▸ **GIVEN EXERCISE**
Would you transcribe the listing that follows, character for character, and omit its images?

▸ **EXTRACTED ENTRIES**
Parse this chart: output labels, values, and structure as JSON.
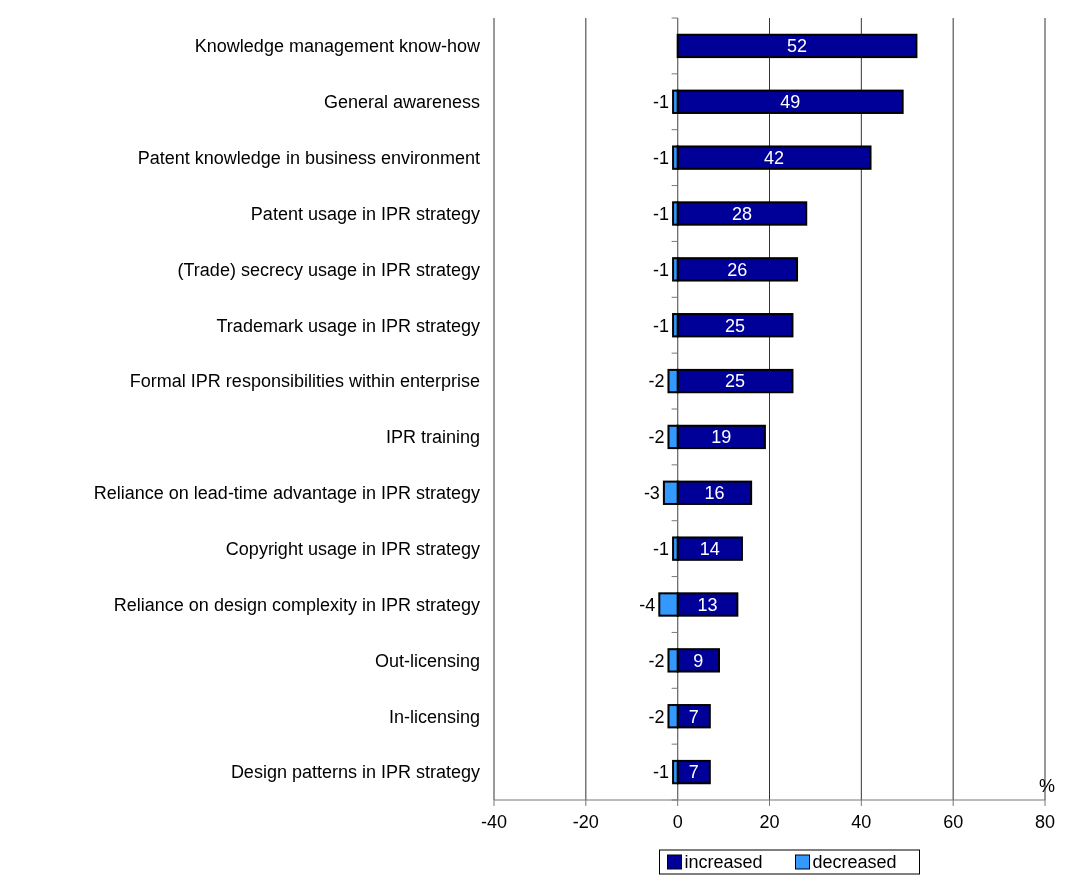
{
  "chart_data": {
    "type": "bar",
    "orientation": "horizontal",
    "stacked": true,
    "xlabel": "%",
    "categories": [
      "Knowledge management know-how",
      "General awareness",
      "Patent knowledge in business environment",
      "Patent usage in IPR strategy",
      "(Trade) secrecy usage in IPR strategy",
      "Trademark usage in IPR strategy",
      "Formal IPR responsibilities within enterprise",
      "IPR training",
      "Reliance on lead-time advantage in IPR strategy",
      "Copyright usage in IPR strategy",
      "Reliance on design complexity in IPR strategy",
      "Out-licensing",
      "In-licensing",
      "Design patterns in IPR strategy"
    ],
    "series": [
      {
        "name": "increased",
        "color": "#000099",
        "values": [
          52,
          49,
          42,
          28,
          26,
          25,
          25,
          19,
          16,
          14,
          13,
          9,
          7,
          7
        ]
      },
      {
        "name": "decreased",
        "color": "#3399ff",
        "values": [
          null,
          -1,
          -1,
          -1,
          -1,
          -1,
          -2,
          -2,
          -3,
          -1,
          -4,
          -2,
          -2,
          -1
        ]
      }
    ],
    "xlim": [
      -40,
      80
    ],
    "xticks": [
      -40,
      -20,
      0,
      20,
      40,
      60,
      80
    ],
    "grid": "x",
    "legend": "bottom",
    "data_labels": true
  }
}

▸ **TASK RESPONSE**
Parse this chart: output labels, values, and structure as JSON.
{
  "chart_data": {
    "type": "bar",
    "orientation": "horizontal",
    "stacked": true,
    "xlabel": "%",
    "categories": [
      "Knowledge management know-how",
      "General awareness",
      "Patent knowledge in business environment",
      "Patent usage in IPR strategy",
      "(Trade) secrecy usage in IPR strategy",
      "Trademark usage in IPR strategy",
      "Formal IPR responsibilities within enterprise",
      "IPR training",
      "Reliance on lead-time advantage in IPR strategy",
      "Copyright usage in IPR strategy",
      "Reliance on design complexity in IPR strategy",
      "Out-licensing",
      "In-licensing",
      "Design patterns in IPR strategy"
    ],
    "series": [
      {
        "name": "increased",
        "color": "#000099",
        "values": [
          52,
          49,
          42,
          28,
          26,
          25,
          25,
          19,
          16,
          14,
          13,
          9,
          7,
          7
        ]
      },
      {
        "name": "decreased",
        "color": "#3399ff",
        "values": [
          null,
          -1,
          -1,
          -1,
          -1,
          -1,
          -2,
          -2,
          -3,
          -1,
          -4,
          -2,
          -2,
          -1
        ]
      }
    ],
    "xlim": [
      -40,
      80
    ],
    "xticks": [
      -40,
      -20,
      0,
      20,
      40,
      60,
      80
    ],
    "grid": "x",
    "legend": "bottom",
    "data_labels": true
  }
}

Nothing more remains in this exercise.